>> BEGIN Given records

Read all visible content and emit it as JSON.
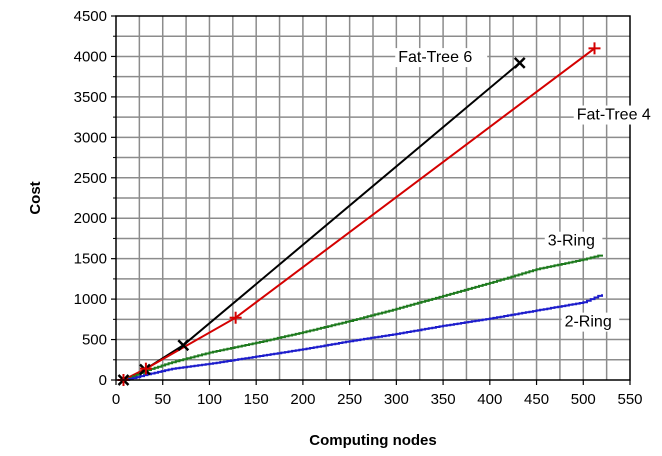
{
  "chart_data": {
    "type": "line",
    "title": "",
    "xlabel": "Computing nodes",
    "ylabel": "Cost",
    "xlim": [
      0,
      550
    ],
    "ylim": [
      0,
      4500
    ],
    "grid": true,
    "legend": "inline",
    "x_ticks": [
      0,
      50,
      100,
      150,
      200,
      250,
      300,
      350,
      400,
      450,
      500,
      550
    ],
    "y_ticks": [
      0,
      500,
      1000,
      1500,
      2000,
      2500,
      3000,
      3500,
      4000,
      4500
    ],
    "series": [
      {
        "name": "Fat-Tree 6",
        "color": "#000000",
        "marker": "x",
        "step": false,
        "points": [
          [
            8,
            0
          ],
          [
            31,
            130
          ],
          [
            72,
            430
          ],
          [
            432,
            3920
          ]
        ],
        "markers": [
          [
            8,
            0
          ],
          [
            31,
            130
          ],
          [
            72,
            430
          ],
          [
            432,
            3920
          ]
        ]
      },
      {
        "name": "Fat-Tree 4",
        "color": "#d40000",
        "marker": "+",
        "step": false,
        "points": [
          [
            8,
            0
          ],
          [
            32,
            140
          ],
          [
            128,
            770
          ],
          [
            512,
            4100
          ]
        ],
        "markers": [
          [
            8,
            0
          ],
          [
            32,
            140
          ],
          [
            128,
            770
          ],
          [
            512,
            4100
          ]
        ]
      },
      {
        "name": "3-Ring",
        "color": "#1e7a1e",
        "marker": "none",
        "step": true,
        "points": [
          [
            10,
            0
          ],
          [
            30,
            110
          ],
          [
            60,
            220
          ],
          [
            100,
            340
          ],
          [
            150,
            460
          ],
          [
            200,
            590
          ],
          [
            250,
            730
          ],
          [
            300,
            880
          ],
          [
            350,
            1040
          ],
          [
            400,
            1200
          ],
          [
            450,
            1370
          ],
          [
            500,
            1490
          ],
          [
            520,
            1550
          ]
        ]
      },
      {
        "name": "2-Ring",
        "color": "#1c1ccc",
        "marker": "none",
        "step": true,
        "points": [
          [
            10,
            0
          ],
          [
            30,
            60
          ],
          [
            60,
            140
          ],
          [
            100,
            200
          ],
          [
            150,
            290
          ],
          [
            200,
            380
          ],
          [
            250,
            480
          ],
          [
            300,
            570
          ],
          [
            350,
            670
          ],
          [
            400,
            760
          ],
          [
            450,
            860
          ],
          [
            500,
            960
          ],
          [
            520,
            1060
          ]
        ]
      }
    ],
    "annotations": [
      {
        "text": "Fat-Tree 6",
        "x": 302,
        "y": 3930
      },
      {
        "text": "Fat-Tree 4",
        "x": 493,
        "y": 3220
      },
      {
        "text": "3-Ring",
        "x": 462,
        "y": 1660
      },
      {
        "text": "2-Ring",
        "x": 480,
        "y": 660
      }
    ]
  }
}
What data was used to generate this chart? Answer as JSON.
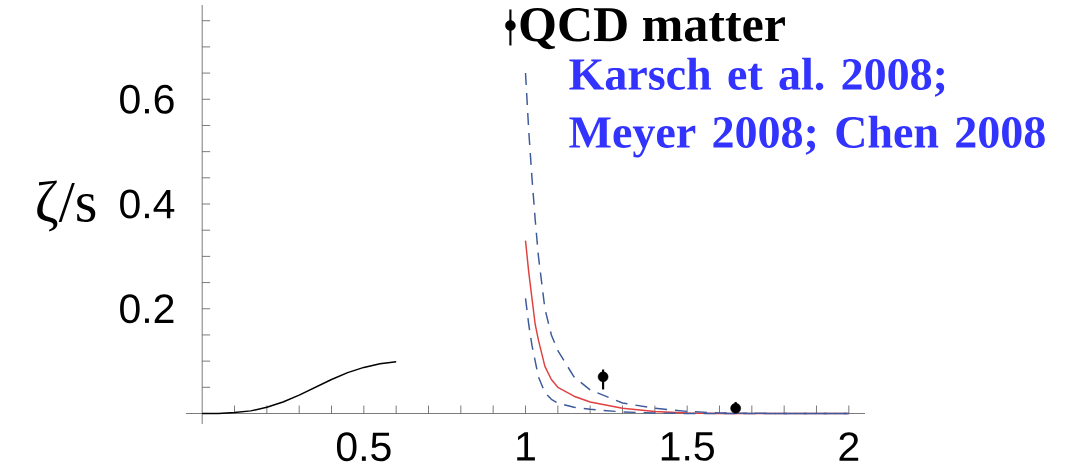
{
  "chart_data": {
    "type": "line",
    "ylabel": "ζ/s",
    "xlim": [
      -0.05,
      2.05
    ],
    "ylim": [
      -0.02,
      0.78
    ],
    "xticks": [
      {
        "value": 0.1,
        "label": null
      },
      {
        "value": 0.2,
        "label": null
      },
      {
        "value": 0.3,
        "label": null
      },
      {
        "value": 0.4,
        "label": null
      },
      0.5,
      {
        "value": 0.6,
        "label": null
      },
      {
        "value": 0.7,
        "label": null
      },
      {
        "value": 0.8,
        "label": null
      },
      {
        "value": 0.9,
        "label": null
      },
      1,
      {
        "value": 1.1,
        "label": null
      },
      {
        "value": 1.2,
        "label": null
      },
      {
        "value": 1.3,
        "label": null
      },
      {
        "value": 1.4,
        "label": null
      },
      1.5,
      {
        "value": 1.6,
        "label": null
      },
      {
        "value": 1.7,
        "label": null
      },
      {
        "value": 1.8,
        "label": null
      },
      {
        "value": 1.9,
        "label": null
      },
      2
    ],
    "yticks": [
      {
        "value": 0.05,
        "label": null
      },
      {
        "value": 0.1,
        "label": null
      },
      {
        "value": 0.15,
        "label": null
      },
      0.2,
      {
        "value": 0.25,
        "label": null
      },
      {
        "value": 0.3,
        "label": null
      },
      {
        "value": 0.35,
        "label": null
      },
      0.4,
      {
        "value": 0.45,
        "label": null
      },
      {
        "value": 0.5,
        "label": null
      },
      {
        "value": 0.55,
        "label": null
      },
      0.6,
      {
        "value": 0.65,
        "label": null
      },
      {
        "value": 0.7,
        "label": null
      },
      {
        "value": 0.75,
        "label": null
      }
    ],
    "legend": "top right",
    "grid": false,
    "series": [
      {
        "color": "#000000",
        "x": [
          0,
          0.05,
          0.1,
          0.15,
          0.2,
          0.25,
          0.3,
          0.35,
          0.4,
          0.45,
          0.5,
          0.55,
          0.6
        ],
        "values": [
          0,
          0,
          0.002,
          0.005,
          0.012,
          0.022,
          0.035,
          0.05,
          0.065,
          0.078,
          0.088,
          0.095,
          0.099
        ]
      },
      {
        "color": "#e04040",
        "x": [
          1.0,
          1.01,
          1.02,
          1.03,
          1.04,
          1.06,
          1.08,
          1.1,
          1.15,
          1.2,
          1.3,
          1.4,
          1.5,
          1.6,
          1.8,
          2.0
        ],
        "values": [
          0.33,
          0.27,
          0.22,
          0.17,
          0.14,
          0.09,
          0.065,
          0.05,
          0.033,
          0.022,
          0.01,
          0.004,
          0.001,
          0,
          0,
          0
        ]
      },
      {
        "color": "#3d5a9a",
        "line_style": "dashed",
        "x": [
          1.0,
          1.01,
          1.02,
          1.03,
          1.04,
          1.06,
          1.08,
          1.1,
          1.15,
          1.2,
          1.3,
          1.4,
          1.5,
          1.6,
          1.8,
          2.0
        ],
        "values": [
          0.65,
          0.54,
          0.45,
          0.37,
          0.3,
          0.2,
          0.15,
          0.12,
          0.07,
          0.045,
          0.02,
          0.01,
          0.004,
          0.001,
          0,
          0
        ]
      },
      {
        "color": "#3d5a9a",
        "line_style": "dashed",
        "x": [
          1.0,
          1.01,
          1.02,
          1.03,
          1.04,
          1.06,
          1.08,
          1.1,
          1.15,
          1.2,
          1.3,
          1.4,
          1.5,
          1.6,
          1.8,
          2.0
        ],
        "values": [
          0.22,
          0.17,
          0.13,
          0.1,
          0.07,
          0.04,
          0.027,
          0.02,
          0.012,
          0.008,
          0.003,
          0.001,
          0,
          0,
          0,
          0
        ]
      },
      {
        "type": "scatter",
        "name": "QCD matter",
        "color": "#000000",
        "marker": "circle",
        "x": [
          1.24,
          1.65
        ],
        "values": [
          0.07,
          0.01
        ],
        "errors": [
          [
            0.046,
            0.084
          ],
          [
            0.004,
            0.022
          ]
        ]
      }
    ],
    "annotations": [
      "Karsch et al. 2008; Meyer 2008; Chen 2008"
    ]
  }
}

>> END Given records

Set down every record once more, word for word, without pictures.

- The completed task -
Read all visible content and emit it as JSON.
{
  "chart_data": {
    "type": "line",
    "title": "",
    "xlabel": "Computing nodes",
    "ylabel": "Cost",
    "xlim": [
      0,
      550
    ],
    "ylim": [
      0,
      4500
    ],
    "grid": true,
    "legend": "inline",
    "x_ticks": [
      0,
      50,
      100,
      150,
      200,
      250,
      300,
      350,
      400,
      450,
      500,
      550
    ],
    "y_ticks": [
      0,
      500,
      1000,
      1500,
      2000,
      2500,
      3000,
      3500,
      4000,
      4500
    ],
    "series": [
      {
        "name": "Fat-Tree 6",
        "color": "#000000",
        "marker": "x",
        "step": false,
        "points": [
          [
            8,
            0
          ],
          [
            31,
            130
          ],
          [
            72,
            430
          ],
          [
            432,
            3920
          ]
        ],
        "markers": [
          [
            8,
            0
          ],
          [
            31,
            130
          ],
          [
            72,
            430
          ],
          [
            432,
            3920
          ]
        ]
      },
      {
        "name": "Fat-Tree 4",
        "color": "#d40000",
        "marker": "+",
        "step": false,
        "points": [
          [
            8,
            0
          ],
          [
            32,
            140
          ],
          [
            128,
            770
          ],
          [
            512,
            4100
          ]
        ],
        "markers": [
          [
            8,
            0
          ],
          [
            32,
            140
          ],
          [
            128,
            770
          ],
          [
            512,
            4100
          ]
        ]
      },
      {
        "name": "3-Ring",
        "color": "#1e7a1e",
        "marker": "none",
        "step": true,
        "points": [
          [
            10,
            0
          ],
          [
            30,
            110
          ],
          [
            60,
            220
          ],
          [
            100,
            340
          ],
          [
            150,
            460
          ],
          [
            200,
            590
          ],
          [
            250,
            730
          ],
          [
            300,
            880
          ],
          [
            350,
            1040
          ],
          [
            400,
            1200
          ],
          [
            450,
            1370
          ],
          [
            500,
            1490
          ],
          [
            520,
            1550
          ]
        ]
      },
      {
        "name": "2-Ring",
        "color": "#1c1ccc",
        "marker": "none",
        "step": true,
        "points": [
          [
            10,
            0
          ],
          [
            30,
            60
          ],
          [
            60,
            140
          ],
          [
            100,
            200
          ],
          [
            150,
            290
          ],
          [
            200,
            380
          ],
          [
            250,
            480
          ],
          [
            300,
            570
          ],
          [
            350,
            670
          ],
          [
            400,
            760
          ],
          [
            450,
            860
          ],
          [
            500,
            960
          ],
          [
            520,
            1060
          ]
        ]
      }
    ],
    "annotations": [
      {
        "text": "Fat-Tree 6",
        "x": 302,
        "y": 3930
      },
      {
        "text": "Fat-Tree 4",
        "x": 493,
        "y": 3220
      },
      {
        "text": "3-Ring",
        "x": 462,
        "y": 1660
      },
      {
        "text": "2-Ring",
        "x": 480,
        "y": 660
      }
    ]
  }
}
What data was used to generate this chart? Answer as JSON.
{
  "chart_data": {
    "type": "line",
    "ylabel": "ζ/s",
    "xlim": [
      -0.05,
      2.05
    ],
    "ylim": [
      -0.02,
      0.78
    ],
    "xticks": [
      {
        "value": 0.1,
        "label": null
      },
      {
        "value": 0.2,
        "label": null
      },
      {
        "value": 0.3,
        "label": null
      },
      {
        "value": 0.4,
        "label": null
      },
      0.5,
      {
        "value": 0.6,
        "label": null
      },
      {
        "value": 0.7,
        "label": null
      },
      {
        "value": 0.8,
        "label": null
      },
      {
        "value": 0.9,
        "label": null
      },
      1,
      {
        "value": 1.1,
        "label": null
      },
      {
        "value": 1.2,
        "label": null
      },
      {
        "value": 1.3,
        "label": null
      },
      {
        "value": 1.4,
        "label": null
      },
      1.5,
      {
        "value": 1.6,
        "label": null
      },
      {
        "value": 1.7,
        "label": null
      },
      {
        "value": 1.8,
        "label": null
      },
      {
        "value": 1.9,
        "label": null
      },
      2
    ],
    "yticks": [
      {
        "value": 0.05,
        "label": null
      },
      {
        "value": 0.1,
        "label": null
      },
      {
        "value": 0.15,
        "label": null
      },
      0.2,
      {
        "value": 0.25,
        "label": null
      },
      {
        "value": 0.3,
        "label": null
      },
      {
        "value": 0.35,
        "label": null
      },
      0.4,
      {
        "value": 0.45,
        "label": null
      },
      {
        "value": 0.5,
        "label": null
      },
      {
        "value": 0.55,
        "label": null
      },
      0.6,
      {
        "value": 0.65,
        "label": null
      },
      {
        "value": 0.7,
        "label": null
      },
      {
        "value": 0.75,
        "label": null
      }
    ],
    "legend": "top right",
    "grid": false,
    "series": [
      {
        "color": "#000000",
        "x": [
          0,
          0.05,
          0.1,
          0.15,
          0.2,
          0.25,
          0.3,
          0.35,
          0.4,
          0.45,
          0.5,
          0.55,
          0.6
        ],
        "values": [
          0,
          0,
          0.002,
          0.005,
          0.012,
          0.022,
          0.035,
          0.05,
          0.065,
          0.078,
          0.088,
          0.095,
          0.099
        ]
      },
      {
        "color": "#e04040",
        "x": [
          1.0,
          1.01,
          1.02,
          1.03,
          1.04,
          1.06,
          1.08,
          1.1,
          1.15,
          1.2,
          1.3,
          1.4,
          1.5,
          1.6,
          1.8,
          2.0
        ],
        "values": [
          0.33,
          0.27,
          0.22,
          0.17,
          0.14,
          0.09,
          0.065,
          0.05,
          0.033,
          0.022,
          0.01,
          0.004,
          0.001,
          0,
          0,
          0
        ]
      },
      {
        "color": "#3d5a9a",
        "line_style": "dashed",
        "x": [
          1.0,
          1.01,
          1.02,
          1.03,
          1.04,
          1.06,
          1.08,
          1.1,
          1.15,
          1.2,
          1.3,
          1.4,
          1.5,
          1.6,
          1.8,
          2.0
        ],
        "values": [
          0.65,
          0.54,
          0.45,
          0.37,
          0.3,
          0.2,
          0.15,
          0.12,
          0.07,
          0.045,
          0.02,
          0.01,
          0.004,
          0.001,
          0,
          0
        ]
      },
      {
        "color": "#3d5a9a",
        "line_style": "dashed",
        "x": [
          1.0,
          1.01,
          1.02,
          1.03,
          1.04,
          1.06,
          1.08,
          1.1,
          1.15,
          1.2,
          1.3,
          1.4,
          1.5,
          1.6,
          1.8,
          2.0
        ],
        "values": [
          0.22,
          0.17,
          0.13,
          0.1,
          0.07,
          0.04,
          0.027,
          0.02,
          0.012,
          0.008,
          0.003,
          0.001,
          0,
          0,
          0,
          0
        ]
      },
      {
        "type": "scatter",
        "name": "QCD matter",
        "color": "#000000",
        "marker": "circle",
        "x": [
          1.24,
          1.65
        ],
        "values": [
          0.07,
          0.01
        ],
        "errors": [
          [
            0.046,
            0.084
          ],
          [
            0.004,
            0.022
          ]
        ]
      }
    ],
    "annotations": [
      "Karsch et al. 2008; Meyer 2008; Chen 2008"
    ]
  }
}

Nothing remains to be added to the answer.